— begin Quoted passage —
New-School Sweets by Vinesh Johny & Andrés Lara

New-School Sweets by Vinesh Johny & Andrés Lara

Author:Vinesh Johny & Andrés Lara [Johny, Vinesh & Lara, Andrés]
Language: eng
Format: epub
Publisher: Page Street Publishing
Published: 2021-10-15T00:00:00+00:00


MASCARPONE COMFORT

CAKE

Yield: 1 cake

Mold: 6-inch (15¼-cm) round cake tin

Smoothie bowls are all the rage these days, and we totally approve. They’re full of fruit so they feel healthy, but they’re also full of creamy sweetness to soothe your palate, and with such a massive variety, everyone seems to have their own favorite. Our favorite smoothie bowl involves chopped up strawberries and a spoonful of mascarpone to give it some extra richness, but it wasn’t long until we realized this would also make for a stunning dessert recipe. This elegant creation takes the best parts of a creamy smoothie bowl and combines it with the best parts of a moist and delicious cake. It’s both refreshing and soothing; we definitely approve.

Mascarpone Chantilly

1 tbsp (6 g) gelatin

2 tbsp + 1 tsp (36 g) cold water

1¼ cups (300 g) heavy cream

¼ cup (50 g) granulated sugar

1 vanilla bean pod (see Quick Reference Notes, here)

1⅓ cups (300 g) mascarpone cheese

Vanilla Sponge

Butter, for greasing tins

6 eggs

¾ cup + 1 tbsp + 1 tsp (165 g) granulated sugar

1 vanilla bean pod (see Quick Reference Notes, here)
— end Quoted passage —
— begin Data lines —
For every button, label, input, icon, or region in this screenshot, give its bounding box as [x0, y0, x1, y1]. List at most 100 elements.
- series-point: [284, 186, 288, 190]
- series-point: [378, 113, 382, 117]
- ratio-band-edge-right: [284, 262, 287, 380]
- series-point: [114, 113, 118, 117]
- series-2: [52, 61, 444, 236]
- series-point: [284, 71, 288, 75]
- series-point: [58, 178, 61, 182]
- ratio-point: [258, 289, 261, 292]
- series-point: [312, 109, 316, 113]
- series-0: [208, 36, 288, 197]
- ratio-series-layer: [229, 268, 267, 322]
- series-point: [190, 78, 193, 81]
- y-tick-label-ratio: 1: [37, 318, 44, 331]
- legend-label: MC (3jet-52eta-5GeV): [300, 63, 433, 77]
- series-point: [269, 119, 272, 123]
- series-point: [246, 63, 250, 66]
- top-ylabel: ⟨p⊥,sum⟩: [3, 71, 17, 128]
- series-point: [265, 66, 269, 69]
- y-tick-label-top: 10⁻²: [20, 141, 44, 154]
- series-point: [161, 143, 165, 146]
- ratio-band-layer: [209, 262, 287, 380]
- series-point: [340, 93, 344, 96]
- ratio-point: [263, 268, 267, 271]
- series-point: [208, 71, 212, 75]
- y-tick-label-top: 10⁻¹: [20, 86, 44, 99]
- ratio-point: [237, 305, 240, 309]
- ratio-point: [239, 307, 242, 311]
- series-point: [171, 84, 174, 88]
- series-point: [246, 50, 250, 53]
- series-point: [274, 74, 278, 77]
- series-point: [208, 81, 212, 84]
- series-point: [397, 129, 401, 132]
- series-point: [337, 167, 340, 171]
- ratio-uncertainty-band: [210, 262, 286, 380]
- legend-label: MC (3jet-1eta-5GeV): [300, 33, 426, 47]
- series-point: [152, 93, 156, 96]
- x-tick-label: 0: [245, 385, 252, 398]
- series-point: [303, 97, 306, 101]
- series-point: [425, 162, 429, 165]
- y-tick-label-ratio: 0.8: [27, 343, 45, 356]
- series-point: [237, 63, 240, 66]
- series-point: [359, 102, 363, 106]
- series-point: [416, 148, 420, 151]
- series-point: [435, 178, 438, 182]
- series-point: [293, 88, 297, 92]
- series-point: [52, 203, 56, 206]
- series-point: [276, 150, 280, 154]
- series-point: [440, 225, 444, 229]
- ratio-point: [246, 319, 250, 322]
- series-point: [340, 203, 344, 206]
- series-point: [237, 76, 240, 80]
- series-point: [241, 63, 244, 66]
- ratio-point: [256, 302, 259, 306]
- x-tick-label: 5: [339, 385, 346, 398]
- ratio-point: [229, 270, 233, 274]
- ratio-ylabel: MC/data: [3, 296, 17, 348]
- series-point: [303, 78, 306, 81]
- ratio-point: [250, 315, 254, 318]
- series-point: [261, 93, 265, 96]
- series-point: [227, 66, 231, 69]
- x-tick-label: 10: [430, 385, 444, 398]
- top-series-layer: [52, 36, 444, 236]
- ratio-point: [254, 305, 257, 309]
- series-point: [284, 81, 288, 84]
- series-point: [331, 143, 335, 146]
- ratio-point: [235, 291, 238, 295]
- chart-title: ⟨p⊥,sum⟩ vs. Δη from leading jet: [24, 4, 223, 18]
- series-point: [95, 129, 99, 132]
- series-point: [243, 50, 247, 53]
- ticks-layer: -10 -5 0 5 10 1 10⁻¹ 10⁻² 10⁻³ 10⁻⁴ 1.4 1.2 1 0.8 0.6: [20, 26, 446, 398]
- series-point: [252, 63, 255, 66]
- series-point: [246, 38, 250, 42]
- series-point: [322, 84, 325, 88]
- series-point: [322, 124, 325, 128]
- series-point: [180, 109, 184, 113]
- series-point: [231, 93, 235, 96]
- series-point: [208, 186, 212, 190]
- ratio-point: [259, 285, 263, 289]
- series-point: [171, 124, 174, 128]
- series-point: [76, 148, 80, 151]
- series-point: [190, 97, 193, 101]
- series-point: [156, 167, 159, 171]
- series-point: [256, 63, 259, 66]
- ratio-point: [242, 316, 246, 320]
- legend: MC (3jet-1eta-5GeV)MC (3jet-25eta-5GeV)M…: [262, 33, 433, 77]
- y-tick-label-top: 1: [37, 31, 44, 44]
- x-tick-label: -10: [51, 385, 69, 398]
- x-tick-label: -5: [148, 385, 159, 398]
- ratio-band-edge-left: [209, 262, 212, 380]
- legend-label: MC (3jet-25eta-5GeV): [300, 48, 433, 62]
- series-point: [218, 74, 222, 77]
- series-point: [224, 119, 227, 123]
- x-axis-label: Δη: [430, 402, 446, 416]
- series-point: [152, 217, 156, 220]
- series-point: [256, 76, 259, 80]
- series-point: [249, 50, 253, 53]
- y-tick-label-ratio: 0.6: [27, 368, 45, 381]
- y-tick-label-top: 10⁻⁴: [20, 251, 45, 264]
— end Data lines —
*Complete the following*
**a.** According to the introduction of the mascarpone cake recipe, why do the authors add a spoonful of mascarpone to their favorite smoothie bowl? Answer in one to three sentences.
**b.** Continue the mascarpone cake recipe from the point where it stops.
The listing isn't needed for this work.

*Outputs by task*
**a.** They add it to give the smoothie bowl some extra richness.

**b.**
1½ cups (195 g) all-purpose flour, sifted

⅔ tsp sea salt

2 tbsp (30 g) vegetable oil

Soaking Syrup

½ cup (100 g) granulated sugar

⅔ cup + 1 tbsp + ½ tsp (175 g) water

1 tbsp + ½ tsp (25 g) honey

Zest of ½ a lemon

Strawberry Confit

¾ cup (125 g) strawberries, sliced

¼ cup (50 g) granulated sugar, divided

1¾ tsp (5 g) pectin

½ tsp lemon juice

Fresh strawberries, sliced, for garnish

For the Mascarpone Chantilly. In a small bowl, add the gelatin and water, letting the gelatin bloom for 5 minutes, until it absorbs the water and swells. Next up, in a saucepan heat the cream with the granulated sugar and vanilla over medium heat and bring to a simmer. Stir in the bloomed gelatin and allow it to fully dissolve. Pour the mascarpone cheese in as well, and use a hand blender to whip everything up to a smooth, creamy texture. Keep it in the refrigerator overnight before using.

For the Vanilla Sponge. Preheat the oven to 320°F (160°C). Grease three tins with butter and set them aside. In a stand mixer with a whisk attachment, add the eggs, granulated sugar and vanilla. Whip until the mix doubles in volume and you notice it forms ribbons falling from the whisk. At that point, gently fold in the all-purpose flour and salt, taking care to avoid any lumps. Add the oil gradually in a thin stream, and mix until fully incorporated. Portion the batter between the three tins so each is about halfway full. Bake immediately for 30 to 35 minutes, until the cakes are golden brown. Use a cake tester to check if the baking is done, or use a probe thermometer to know when the cakes reach 203°F (95°C). After baking, let the cakes cool and demold them carefully.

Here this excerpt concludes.